[Information supplied start]
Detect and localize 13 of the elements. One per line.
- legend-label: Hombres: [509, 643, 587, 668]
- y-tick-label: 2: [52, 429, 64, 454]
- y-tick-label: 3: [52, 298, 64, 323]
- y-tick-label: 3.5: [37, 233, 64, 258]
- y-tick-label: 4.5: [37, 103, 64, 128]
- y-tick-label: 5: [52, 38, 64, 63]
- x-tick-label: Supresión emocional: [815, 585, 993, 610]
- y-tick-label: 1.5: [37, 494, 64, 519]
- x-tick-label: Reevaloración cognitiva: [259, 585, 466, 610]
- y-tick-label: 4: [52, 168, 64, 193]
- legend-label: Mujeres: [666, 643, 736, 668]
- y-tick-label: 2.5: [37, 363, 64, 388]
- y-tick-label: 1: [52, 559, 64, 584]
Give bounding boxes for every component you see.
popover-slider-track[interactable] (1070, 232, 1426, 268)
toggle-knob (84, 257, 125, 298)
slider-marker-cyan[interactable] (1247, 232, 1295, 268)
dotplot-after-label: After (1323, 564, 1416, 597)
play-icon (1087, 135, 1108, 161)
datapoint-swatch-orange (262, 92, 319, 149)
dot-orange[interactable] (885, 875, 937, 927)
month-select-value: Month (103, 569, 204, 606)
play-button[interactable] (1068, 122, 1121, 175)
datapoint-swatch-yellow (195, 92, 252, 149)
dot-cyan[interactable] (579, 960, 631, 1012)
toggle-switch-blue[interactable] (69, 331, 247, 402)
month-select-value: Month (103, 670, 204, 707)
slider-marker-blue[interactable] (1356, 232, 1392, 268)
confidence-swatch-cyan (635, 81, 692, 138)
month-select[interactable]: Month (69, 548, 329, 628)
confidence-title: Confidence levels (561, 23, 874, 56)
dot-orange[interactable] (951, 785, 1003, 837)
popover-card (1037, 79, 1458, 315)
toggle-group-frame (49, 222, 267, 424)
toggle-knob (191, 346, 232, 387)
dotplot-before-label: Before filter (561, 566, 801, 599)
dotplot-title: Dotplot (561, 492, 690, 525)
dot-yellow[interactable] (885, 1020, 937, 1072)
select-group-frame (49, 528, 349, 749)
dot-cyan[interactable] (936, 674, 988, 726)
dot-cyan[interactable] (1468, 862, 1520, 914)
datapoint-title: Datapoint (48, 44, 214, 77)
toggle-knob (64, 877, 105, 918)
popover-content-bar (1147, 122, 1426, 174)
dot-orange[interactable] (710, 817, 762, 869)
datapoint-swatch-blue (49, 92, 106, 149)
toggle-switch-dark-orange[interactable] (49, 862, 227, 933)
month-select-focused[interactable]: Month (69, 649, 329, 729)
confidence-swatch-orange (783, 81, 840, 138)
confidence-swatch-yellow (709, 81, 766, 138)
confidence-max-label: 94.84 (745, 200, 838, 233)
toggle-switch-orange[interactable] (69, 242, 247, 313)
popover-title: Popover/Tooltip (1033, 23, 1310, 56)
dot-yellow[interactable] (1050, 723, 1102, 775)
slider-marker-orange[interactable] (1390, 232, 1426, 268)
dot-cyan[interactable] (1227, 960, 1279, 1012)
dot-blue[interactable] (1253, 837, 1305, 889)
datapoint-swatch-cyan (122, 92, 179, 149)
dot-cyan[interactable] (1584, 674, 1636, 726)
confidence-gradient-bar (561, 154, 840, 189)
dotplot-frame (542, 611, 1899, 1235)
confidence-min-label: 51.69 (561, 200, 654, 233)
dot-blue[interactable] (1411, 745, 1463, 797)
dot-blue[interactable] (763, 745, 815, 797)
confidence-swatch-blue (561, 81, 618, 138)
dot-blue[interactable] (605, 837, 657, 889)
[Information supplied end]
Rewrite the material from its beginning up to and including the line that contains "- y-tick-label: 4.5: [37, 103, 64, 128]", substituting "Varones" for "Hombres" and leaving everything else unchanged.

Solution for this problem
Detect and localize 13 of the elements. One per line.
- legend-label: Varones: [509, 643, 587, 668]
- y-tick-label: 2: [52, 429, 64, 454]
- y-tick-label: 3: [52, 298, 64, 323]
- y-tick-label: 3.5: [37, 233, 64, 258]
- y-tick-label: 4.5: [37, 103, 64, 128]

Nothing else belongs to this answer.